TEXT BLOCK:
____
The Militant(logo) 
    Vol.61/No.26           July 28, 1997 
 
 
NATO Approves Eastward Expansion  

BY ARGIRIS MALAPANIS
A summit of heads of state of the 16 countries that belong to NATO invited Poland, Hungary, and the Czech Republic to join the Atlantic imperialist alliance. The three governments are supposed to complete negotiations by December and join NATO as full members by April 1999. The decision to expand NATO into these workers states of Central and Eastern Europe, orchestrated by Washington, provoked an immediate hostile response from Moscow.

"Despite the fact that we have signed a broad, balanced agreement with NATO, we still consider expansion the biggest mistake in Europe since the end of World War II," Russian foreign minister Yevgeny Primakov said in Moscow after the agreement was reached in Madrid on July 8.

Primakov was referring to the "Founding Act," which Russian president Boris Yeltsin and U.S. president William Clinton signed in Paris May 27. That accord left open the possibility that NATO may deploy nuclear weapons and build military bases in the new member countries. In the case of Poland, this could bring U.S. forces up to the border of the former Soviet Union. Yeltsin, who was invited to the NATO summit, decided to stay away and instead sent V. M. Serov, a deputy prime minister.
____
TASK SET:
A – According to the NATO expansion article, by what date are the three invited countries supposed to join NATO as full members?
B – In the NATO expansion article, switch "NATO" to "the North Atlantic Treaty Organization" throughout the passage from "BY ARGIRIS MALAPANIS" to "Madrid on July 8.".
C – Proceed with the NATO expansion article, writing on from its final sentence.

Region annotation records:
____
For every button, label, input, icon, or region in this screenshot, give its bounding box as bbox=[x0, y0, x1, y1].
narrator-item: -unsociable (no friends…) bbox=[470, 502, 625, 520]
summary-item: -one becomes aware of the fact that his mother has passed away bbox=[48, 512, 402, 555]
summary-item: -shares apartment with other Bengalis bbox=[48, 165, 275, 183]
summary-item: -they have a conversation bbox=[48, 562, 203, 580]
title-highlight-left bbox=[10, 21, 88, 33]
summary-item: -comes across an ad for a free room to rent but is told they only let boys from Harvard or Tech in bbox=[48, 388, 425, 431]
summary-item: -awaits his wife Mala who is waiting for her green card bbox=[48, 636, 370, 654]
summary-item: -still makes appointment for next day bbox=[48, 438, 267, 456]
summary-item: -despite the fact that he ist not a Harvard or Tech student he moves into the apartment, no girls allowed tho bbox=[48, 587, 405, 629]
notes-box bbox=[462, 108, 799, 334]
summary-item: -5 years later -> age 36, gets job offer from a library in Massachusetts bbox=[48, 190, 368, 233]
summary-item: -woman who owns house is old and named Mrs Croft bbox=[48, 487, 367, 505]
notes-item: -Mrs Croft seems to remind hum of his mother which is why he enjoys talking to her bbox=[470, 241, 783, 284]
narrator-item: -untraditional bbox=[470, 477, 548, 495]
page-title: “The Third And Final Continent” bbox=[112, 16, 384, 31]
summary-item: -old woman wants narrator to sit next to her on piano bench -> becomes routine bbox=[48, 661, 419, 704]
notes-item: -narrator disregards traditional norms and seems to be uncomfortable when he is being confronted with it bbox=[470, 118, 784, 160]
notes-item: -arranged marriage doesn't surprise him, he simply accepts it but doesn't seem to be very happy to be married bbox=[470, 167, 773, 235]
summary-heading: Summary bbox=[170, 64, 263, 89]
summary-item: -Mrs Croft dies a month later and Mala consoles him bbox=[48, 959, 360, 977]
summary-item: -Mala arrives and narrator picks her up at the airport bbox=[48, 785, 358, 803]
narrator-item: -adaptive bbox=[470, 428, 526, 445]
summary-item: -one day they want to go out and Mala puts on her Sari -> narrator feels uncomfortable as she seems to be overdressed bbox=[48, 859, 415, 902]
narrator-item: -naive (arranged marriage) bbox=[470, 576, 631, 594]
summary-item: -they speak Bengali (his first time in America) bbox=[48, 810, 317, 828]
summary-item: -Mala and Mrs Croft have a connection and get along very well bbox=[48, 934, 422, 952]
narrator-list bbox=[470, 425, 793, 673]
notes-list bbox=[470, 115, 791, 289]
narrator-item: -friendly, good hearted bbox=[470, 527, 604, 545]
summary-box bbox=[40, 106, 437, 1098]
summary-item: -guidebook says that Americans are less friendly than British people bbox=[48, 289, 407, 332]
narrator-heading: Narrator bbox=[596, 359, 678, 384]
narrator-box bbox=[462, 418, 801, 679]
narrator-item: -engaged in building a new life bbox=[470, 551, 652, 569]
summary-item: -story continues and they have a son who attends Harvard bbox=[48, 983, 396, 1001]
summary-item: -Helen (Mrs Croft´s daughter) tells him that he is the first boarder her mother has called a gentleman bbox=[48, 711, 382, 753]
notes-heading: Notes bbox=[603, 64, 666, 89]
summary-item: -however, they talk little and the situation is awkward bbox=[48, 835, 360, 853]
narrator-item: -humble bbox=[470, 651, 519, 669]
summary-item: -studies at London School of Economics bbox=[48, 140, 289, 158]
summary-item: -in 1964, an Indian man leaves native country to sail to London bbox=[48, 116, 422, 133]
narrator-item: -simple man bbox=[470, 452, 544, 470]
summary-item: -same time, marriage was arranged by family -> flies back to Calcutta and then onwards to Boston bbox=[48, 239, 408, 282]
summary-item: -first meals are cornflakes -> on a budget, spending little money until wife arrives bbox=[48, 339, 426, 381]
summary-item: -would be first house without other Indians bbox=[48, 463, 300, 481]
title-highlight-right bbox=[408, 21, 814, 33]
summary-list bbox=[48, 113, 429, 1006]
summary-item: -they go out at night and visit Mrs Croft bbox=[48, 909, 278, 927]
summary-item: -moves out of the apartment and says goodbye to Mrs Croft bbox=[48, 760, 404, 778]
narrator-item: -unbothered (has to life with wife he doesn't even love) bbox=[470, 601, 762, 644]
____
SET OF ANSWERS:
A – By April 1999.

B –
BY ARGIRIS MALAPANIS
A summit of heads of state of the 16 countries that belong to the North Atlantic Treaty Organization invited Poland, Hungary, and the Czech Republic to join the Atlantic imperialist alliance. The three governments are supposed to complete negotiations by December and join the North Atlantic Treaty Organization as full members by April 1999. The decision to expand the North Atlantic Treaty Organization into these workers states of Central and Eastern Europe, orchestrated by Washington, provoked an immediate hostile response from Moscow.

"Despite the fact that we have signed a broad, balanced agreement with the North Atlantic Treaty Organization, we still consider expansion the biggest mistake in Europe since the end of World War II," Russian foreign minister Yevgeny Primakov said in Moscow after the agreement was reached in Madrid on July 8.

C –
The Madrid decision was the formal implementation of a U.S. foreign policy shift carefully worked on by the Clinton administration since it came to power, and announced in 1994. In the early 1990s, a majority among the rulers of the United States, Germany, and other capitalist powers hoped that the collapse of the Stalinist regimes in Eastern Europe and the USSR would easily bring capitalist restoration and the domination of those countries by the imperialist system. As the initial euphoria quickly wore off, growing layers among these capitalist classes decided they had to use their military might to reestablish capitalist property relations in that part of the world.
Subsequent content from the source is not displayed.